### What is asked:
What follows is a block of records; restate each one word for word.

[Stored entries]
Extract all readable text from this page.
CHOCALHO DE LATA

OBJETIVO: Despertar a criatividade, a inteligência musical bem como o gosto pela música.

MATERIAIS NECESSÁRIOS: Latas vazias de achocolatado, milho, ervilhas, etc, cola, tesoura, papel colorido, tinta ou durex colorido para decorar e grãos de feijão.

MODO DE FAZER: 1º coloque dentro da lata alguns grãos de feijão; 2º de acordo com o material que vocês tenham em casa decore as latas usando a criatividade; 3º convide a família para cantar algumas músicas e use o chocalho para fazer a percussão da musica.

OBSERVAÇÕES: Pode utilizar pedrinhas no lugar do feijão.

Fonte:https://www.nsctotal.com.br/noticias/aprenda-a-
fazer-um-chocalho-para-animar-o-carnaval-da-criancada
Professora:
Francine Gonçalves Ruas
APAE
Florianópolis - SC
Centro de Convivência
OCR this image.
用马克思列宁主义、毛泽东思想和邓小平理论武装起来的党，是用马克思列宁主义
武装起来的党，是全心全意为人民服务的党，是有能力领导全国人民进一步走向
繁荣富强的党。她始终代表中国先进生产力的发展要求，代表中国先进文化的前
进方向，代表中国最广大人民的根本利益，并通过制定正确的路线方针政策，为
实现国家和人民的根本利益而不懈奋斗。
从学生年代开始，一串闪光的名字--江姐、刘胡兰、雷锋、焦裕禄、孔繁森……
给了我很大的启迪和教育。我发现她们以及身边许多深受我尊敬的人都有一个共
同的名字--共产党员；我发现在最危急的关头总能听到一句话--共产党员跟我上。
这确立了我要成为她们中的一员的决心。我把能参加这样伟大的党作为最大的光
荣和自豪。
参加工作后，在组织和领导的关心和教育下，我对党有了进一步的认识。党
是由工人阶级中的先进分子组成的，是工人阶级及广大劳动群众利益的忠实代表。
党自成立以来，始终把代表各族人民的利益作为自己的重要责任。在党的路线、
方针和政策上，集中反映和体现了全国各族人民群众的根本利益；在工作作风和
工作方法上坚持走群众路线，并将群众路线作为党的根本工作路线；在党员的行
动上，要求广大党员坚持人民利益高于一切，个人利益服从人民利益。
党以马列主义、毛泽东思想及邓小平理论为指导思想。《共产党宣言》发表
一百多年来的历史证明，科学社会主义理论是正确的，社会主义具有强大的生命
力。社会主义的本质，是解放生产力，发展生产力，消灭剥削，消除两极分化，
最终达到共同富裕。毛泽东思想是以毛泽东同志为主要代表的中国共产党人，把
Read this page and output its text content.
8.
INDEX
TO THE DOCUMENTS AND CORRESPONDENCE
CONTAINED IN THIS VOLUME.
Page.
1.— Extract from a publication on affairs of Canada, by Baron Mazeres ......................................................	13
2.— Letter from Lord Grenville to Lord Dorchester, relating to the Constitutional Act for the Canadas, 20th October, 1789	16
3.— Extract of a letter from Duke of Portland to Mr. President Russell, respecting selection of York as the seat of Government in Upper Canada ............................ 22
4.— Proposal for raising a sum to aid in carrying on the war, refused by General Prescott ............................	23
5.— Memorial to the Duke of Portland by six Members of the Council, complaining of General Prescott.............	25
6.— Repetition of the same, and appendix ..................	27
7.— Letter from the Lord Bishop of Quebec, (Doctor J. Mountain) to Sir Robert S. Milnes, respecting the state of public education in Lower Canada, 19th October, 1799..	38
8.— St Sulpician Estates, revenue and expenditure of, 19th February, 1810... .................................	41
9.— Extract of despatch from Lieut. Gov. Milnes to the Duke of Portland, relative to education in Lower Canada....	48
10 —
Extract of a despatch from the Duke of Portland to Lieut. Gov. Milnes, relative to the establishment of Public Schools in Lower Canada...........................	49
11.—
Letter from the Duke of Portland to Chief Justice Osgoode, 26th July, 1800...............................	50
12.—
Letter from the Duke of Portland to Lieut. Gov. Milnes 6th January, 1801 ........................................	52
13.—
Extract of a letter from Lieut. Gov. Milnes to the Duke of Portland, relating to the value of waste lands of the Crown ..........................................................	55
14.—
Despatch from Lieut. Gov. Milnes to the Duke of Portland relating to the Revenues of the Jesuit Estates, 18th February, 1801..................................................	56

### Reply to the task:
Extract all readable text from this page.
CHOCALHO DE LATA

OBJETIVO: Despertar a criatividade, a inteligência musical bem como o gosto pela música.

MATERIAIS NECESSÁRIOS: Latas vazias de achocolatado, milho, ervilhas, etc, cola, tesoura, papel colorido, tinta ou durex colorido para decorar e grãos de feijão.

MODO DE FAZER: 1º coloque dentro da lata alguns grãos de feijão; 2º de acordo com o material que vocês tenham em casa decore as latas usando a criatividade; 3º convide a família para cantar algumas músicas e use o chocalho para fazer a percussão da musica.

OBSERVAÇÕES: Pode utilizar pedrinhas no lugar do feijão.

Fonte:https://www.nsctotal.com.br/noticias/aprenda-a-
fazer-um-chocalho-para-animar-o-carnaval-da-criancada
Professora:
Francine Gonçalves Ruas
APAE
Florianópolis - SC
Centro de Convivência
OCR this image.
用马克思列宁主义、毛泽东思想和邓小平理论武装起来的党，是用马克思列宁主义
武装起来的党，是全心全意为人民服务的党，是有能力领导全国人民进一步走向
繁荣富强的党。她始终代表中国先进生产力的发展要求，代表中国先进文化的前
进方向，代表中国最广大人民的根本利益，并通过制定正确的路线方针政策，为
实现国家和人民的根本利益而不懈奋斗。
从学生年代开始，一串闪光的名字--江姐、刘胡兰、雷锋、焦裕禄、孔繁森……
给了我很大的启迪和教育。我发现她们以及身边许多深受我尊敬的人都有一个共
同的名字--共产党员；我发现在最危急的关头总能听到一句话--共产党员跟我上。
这确立了我要成为她们中的一员的决心。我把能参加这样伟大的党作为最大的光
荣和自豪。
参加工作后，在组织和领导的关心和教育下，我对党有了进一步的认识。党
是由工人阶级中的先进分子组成的，是工人阶级及广大劳动群众利益的忠实代表。
党自成立以来，始终把代表各族人民的利益作为自己的重要责任。在党的路线、
方针和政策上，集中反映和体现了全国各族人民群众的根本利益；在工作作风和
工作方法上坚持走群众路线，并将群众路线作为党的根本工作路线；在党员的行
动上，要求广大党员坚持人民利益高于一切，个人利益服从人民利益。
党以马列主义、毛泽东思想及邓小平理论为指导思想。《共产党宣言》发表
一百多年来的历史证明，科学社会主义理论是正确的，社会主义具有强大的生命
力。社会主义的本质，是解放生产力，发展生产力，消灭剥削，消除两极分化，
最终达到共同富裕。毛泽东思想是以毛泽东同志为主要代表的中国共产党人，把
Read this page and output its text content.
8.
INDEX
TO THE DOCUMENTS AND CORRESPONDENCE
CONTAINED IN THIS VOLUME.
Page.
1.— Extract from a publication on affairs of Canada, by Baron Mazeres ......................................................	13
2.— Letter from Lord Grenville to Lord Dorchester, relating to the Constitutional Act for the Canadas, 20th October, 1789	16
3.— Extract of a letter from Duke of Portland to Mr. President Russell, respecting selection of York as the seat of Government in Upper Canada ............................ 22
4.— Proposal for raising a sum to aid in carrying on the war, refused by General Prescott ............................	23
5.— Memorial to the Duke of Portland by six Members of the Council, complaining of General Prescott.............	25
6.— Repetition of the same, and appendix ..................	27
7.— Letter from the Lord Bishop of Quebec, (Doctor J. Mountain) to Sir Robert S. Milnes, respecting the state of public education in Lower Canada, 19th October, 1799..	38
8.— St Sulpician Estates, revenue and expenditure of, 19th February, 1810... .................................	41
9.— Extract of despatch from Lieut. Gov. Milnes to the Duke of Portland, relative to education in Lower Canada....	48
10 —
Extract of a despatch from the Duke of Portland to Lieut. Gov. Milnes, relative to the establishment of Public Schools in Lower Canada...........................	49
11.—
Letter from the Duke of Portland to Chief Justice Osgoode, 26th July, 1800...............................	50
12.—
Letter from the Duke of Portland to Lieut. Gov. Milnes 6th January, 1801 ........................................	52
13.—
Extract of a letter from Lieut. Gov. Milnes to the Duke of Portland, relating to the value of waste lands of the Crown ..........................................................	55
14.—
Despatch from Lieut. Gov. Milnes to the Duke of Portland relating to the Revenues of the Jesuit Estates, 18th February, 1801..................................................	56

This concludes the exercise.